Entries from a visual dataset
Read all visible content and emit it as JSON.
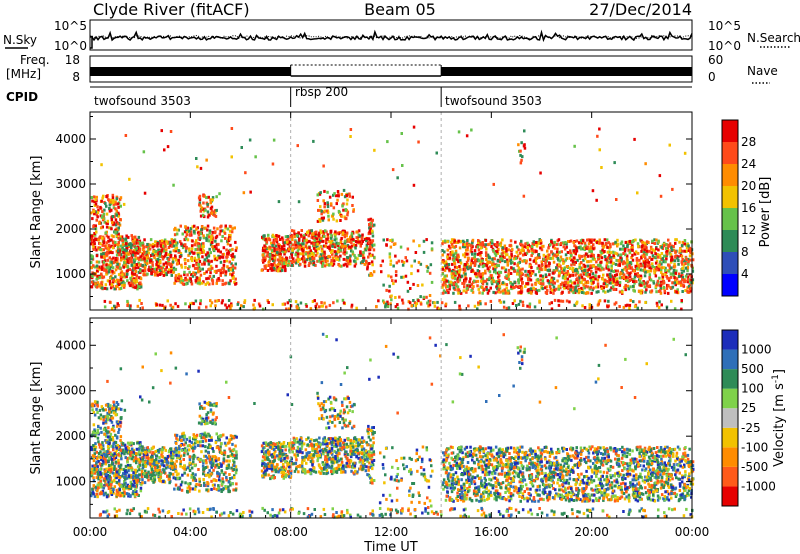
{
  "header": {
    "station": "Clyde River (fitACF)",
    "beam": "Beam 05",
    "date": "27/Dec/2014"
  },
  "noise_panel": {
    "left_label": "N.Sky",
    "right_label": "N.Search",
    "left_ticks": [
      "10^5",
      "10^0"
    ],
    "right_ticks": [
      "10^5",
      "10^0"
    ]
  },
  "freq_panel": {
    "left_label_1": "Freq.",
    "left_label_2": "[MHz]",
    "left_ticks": [
      "18",
      "8"
    ],
    "right_label": "Nave",
    "right_ticks": [
      "60",
      "0"
    ]
  },
  "cpid": {
    "label": "CPID",
    "segments": [
      {
        "name": "twofsound 3503",
        "start_hour": 0,
        "end_hour": 8
      },
      {
        "name": "rbsp 200",
        "start_hour": 8,
        "end_hour": 14
      },
      {
        "name": "twofsound 3503",
        "start_hour": 14,
        "end_hour": 24
      }
    ]
  },
  "colors": {
    "power": [
      "#0000ff",
      "#2f4fb8",
      "#2e8b57",
      "#66c24a",
      "#f2c200",
      "#ff8c00",
      "#ff4a1a",
      "#e60000"
    ],
    "velocity": [
      "#1c2dba",
      "#2f6fb8",
      "#2e8b57",
      "#7fd24a",
      "#bfbfbf",
      "#f2c200",
      "#ff8c00",
      "#ff5a1a",
      "#e60000"
    ]
  },
  "chart_data": [
    {
      "type": "heatmap",
      "quantity": "power",
      "ylabel": "Slant Range [km]",
      "ylim": [
        200,
        4600
      ],
      "y_ticks": [
        "1000",
        "2000",
        "3000",
        "4000"
      ],
      "xlim": [
        0,
        24
      ],
      "x_ticks": [
        "00:00",
        "04:00",
        "08:00",
        "12:00",
        "16:00",
        "20:00",
        "00:00"
      ],
      "colorbar_label": "Power [dB]",
      "colorbar_ticks": [
        "4",
        "8",
        "12",
        "16",
        "20",
        "24",
        "28"
      ]
    },
    {
      "type": "heatmap",
      "quantity": "velocity",
      "ylabel": "Slant Range [km]",
      "ylim": [
        200,
        4600
      ],
      "y_ticks": [
        "1000",
        "2000",
        "3000",
        "4000"
      ],
      "xlim": [
        0,
        24
      ],
      "x_ticks": [
        "00:00",
        "04:00",
        "08:00",
        "12:00",
        "16:00",
        "20:00",
        "00:00"
      ],
      "xlabel": "Time UT",
      "colorbar_label": "Velocity [m s^-1]",
      "colorbar_ticks": [
        "1000",
        "500",
        "100",
        "25",
        "-25",
        "-100",
        "-500",
        "-1000"
      ]
    }
  ]
}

Set problem:
Set the entries down again exactly. Do not include the images.

Solution to this task:
Read all visible content and emit it as JSON.
{
  "header": {
    "station": "Clyde River (fitACF)",
    "beam": "Beam 05",
    "date": "27/Dec/2014"
  },
  "noise_panel": {
    "left_label": "N.Sky",
    "right_label": "N.Search",
    "left_ticks": [
      "10^5",
      "10^0"
    ],
    "right_ticks": [
      "10^5",
      "10^0"
    ]
  },
  "freq_panel": {
    "left_label_1": "Freq.",
    "left_label_2": "[MHz]",
    "left_ticks": [
      "18",
      "8"
    ],
    "right_label": "Nave",
    "right_ticks": [
      "60",
      "0"
    ]
  },
  "cpid": {
    "label": "CPID",
    "segments": [
      {
        "name": "twofsound 3503",
        "start_hour": 0,
        "end_hour": 8
      },
      {
        "name": "rbsp 200",
        "start_hour": 8,
        "end_hour": 14
      },
      {
        "name": "twofsound 3503",
        "start_hour": 14,
        "end_hour": 24
      }
    ]
  },
  "colors": {
    "power": [
      "#0000ff",
      "#2f4fb8",
      "#2e8b57",
      "#66c24a",
      "#f2c200",
      "#ff8c00",
      "#ff4a1a",
      "#e60000"
    ],
    "velocity": [
      "#1c2dba",
      "#2f6fb8",
      "#2e8b57",
      "#7fd24a",
      "#bfbfbf",
      "#f2c200",
      "#ff8c00",
      "#ff5a1a",
      "#e60000"
    ]
  },
  "chart_data": [
    {
      "type": "heatmap",
      "quantity": "power",
      "ylabel": "Slant Range [km]",
      "ylim": [
        200,
        4600
      ],
      "y_ticks": [
        "1000",
        "2000",
        "3000",
        "4000"
      ],
      "xlim": [
        0,
        24
      ],
      "x_ticks": [
        "00:00",
        "04:00",
        "08:00",
        "12:00",
        "16:00",
        "20:00",
        "00:00"
      ],
      "colorbar_label": "Power [dB]",
      "colorbar_ticks": [
        "4",
        "8",
        "12",
        "16",
        "20",
        "24",
        "28"
      ]
    },
    {
      "type": "heatmap",
      "quantity": "velocity",
      "ylabel": "Slant Range [km]",
      "ylim": [
        200,
        4600
      ],
      "y_ticks": [
        "1000",
        "2000",
        "3000",
        "4000"
      ],
      "xlim": [
        0,
        24
      ],
      "x_ticks": [
        "00:00",
        "04:00",
        "08:00",
        "12:00",
        "16:00",
        "20:00",
        "00:00"
      ],
      "xlabel": "Time UT",
      "colorbar_label": "Velocity [m s^-1]",
      "colorbar_ticks": [
        "1000",
        "500",
        "100",
        "25",
        "-25",
        "-100",
        "-500",
        "-1000"
      ]
    }
  ]
}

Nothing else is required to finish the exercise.